__GOAL OF THE EXERCISE__
Repeat each line of the material exactly.

__RECORDS SUPPLIED__
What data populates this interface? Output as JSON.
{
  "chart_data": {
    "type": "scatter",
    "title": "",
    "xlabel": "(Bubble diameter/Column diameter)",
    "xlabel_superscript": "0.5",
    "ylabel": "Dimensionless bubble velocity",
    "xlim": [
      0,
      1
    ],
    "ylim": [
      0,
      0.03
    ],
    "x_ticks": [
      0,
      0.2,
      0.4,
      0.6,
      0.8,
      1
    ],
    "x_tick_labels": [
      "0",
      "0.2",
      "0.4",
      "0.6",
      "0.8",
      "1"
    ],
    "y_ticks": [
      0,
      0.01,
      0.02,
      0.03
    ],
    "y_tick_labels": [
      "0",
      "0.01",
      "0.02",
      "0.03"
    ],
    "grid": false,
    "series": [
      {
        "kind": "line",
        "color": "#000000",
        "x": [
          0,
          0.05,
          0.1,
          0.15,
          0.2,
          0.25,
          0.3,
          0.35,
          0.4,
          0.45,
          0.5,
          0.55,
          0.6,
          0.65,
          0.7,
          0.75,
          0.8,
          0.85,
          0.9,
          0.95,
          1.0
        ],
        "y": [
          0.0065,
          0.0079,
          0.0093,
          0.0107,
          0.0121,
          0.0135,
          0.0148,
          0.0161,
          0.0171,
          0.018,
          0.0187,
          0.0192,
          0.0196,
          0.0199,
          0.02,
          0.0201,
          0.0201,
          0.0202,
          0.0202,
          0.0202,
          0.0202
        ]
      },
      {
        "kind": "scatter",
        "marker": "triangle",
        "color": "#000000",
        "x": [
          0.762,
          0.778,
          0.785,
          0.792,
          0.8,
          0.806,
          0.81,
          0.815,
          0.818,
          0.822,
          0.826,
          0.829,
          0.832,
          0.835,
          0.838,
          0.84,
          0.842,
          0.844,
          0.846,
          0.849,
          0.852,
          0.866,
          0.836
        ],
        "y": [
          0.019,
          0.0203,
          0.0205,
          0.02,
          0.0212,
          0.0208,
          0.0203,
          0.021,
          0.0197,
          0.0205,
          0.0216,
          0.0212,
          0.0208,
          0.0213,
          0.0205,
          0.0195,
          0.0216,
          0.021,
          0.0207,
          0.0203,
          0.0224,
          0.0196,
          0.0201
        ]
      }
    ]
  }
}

__ANSWER IN FULL__
What data populates this interface? Output as JSON.
{
  "chart_data": {
    "type": "scatter",
    "title": "",
    "xlabel": "(Bubble diameter/Column diameter)",
    "xlabel_superscript": "0.5",
    "ylabel": "Dimensionless bubble velocity",
    "xlim": [
      0,
      1
    ],
    "ylim": [
      0,
      0.03
    ],
    "x_ticks": [
      0,
      0.2,
      0.4,
      0.6,
      0.8,
      1
    ],
    "x_tick_labels": [
      "0",
      "0.2",
      "0.4",
      "0.6",
      "0.8",
      "1"
    ],
    "y_ticks": [
      0,
      0.01,
      0.02,
      0.03
    ],
    "y_tick_labels": [
      "0",
      "0.01",
      "0.02",
      "0.03"
    ],
    "grid": false,
    "series": [
      {
        "kind": "line",
        "color": "#000000",
        "x": [
          0,
          0.05,
          0.1,
          0.15,
          0.2,
          0.25,
          0.3,
          0.35,
          0.4,
          0.45,
          0.5,
          0.55,
          0.6,
          0.65,
          0.7,
          0.75,
          0.8,
          0.85,
          0.9,
          0.95,
          1.0
        ],
        "y": [
          0.0065,
          0.0079,
          0.0093,
          0.0107,
          0.0121,
          0.0135,
          0.0148,
          0.0161,
          0.0171,
          0.018,
          0.0187,
          0.0192,
          0.0196,
          0.0199,
          0.02,
          0.0201,
          0.0201,
          0.0202,
          0.0202,
          0.0202,
          0.0202
        ]
      },
      {
        "kind": "scatter",
        "marker": "triangle",
        "color": "#000000",
        "x": [
          0.762,
          0.778,
          0.785,
          0.792,
          0.8,
          0.806,
          0.81,
          0.815,
          0.818,
          0.822,
          0.826,
          0.829,
          0.832,
          0.835,
          0.838,
          0.84,
          0.842,
          0.844,
          0.846,
          0.849,
          0.852,
          0.866,
          0.836
        ],
        "y": [
          0.019,
          0.0203,
          0.0205,
          0.02,
          0.0212,
          0.0208,
          0.0203,
          0.021,
          0.0197,
          0.0205,
          0.0216,
          0.0212,
          0.0208,
          0.0213,
          0.0205,
          0.0195,
          0.0216,
          0.021,
          0.0207,
          0.0203,
          0.0224,
          0.0196,
          0.0201
        ]
      }
    ]
  }
}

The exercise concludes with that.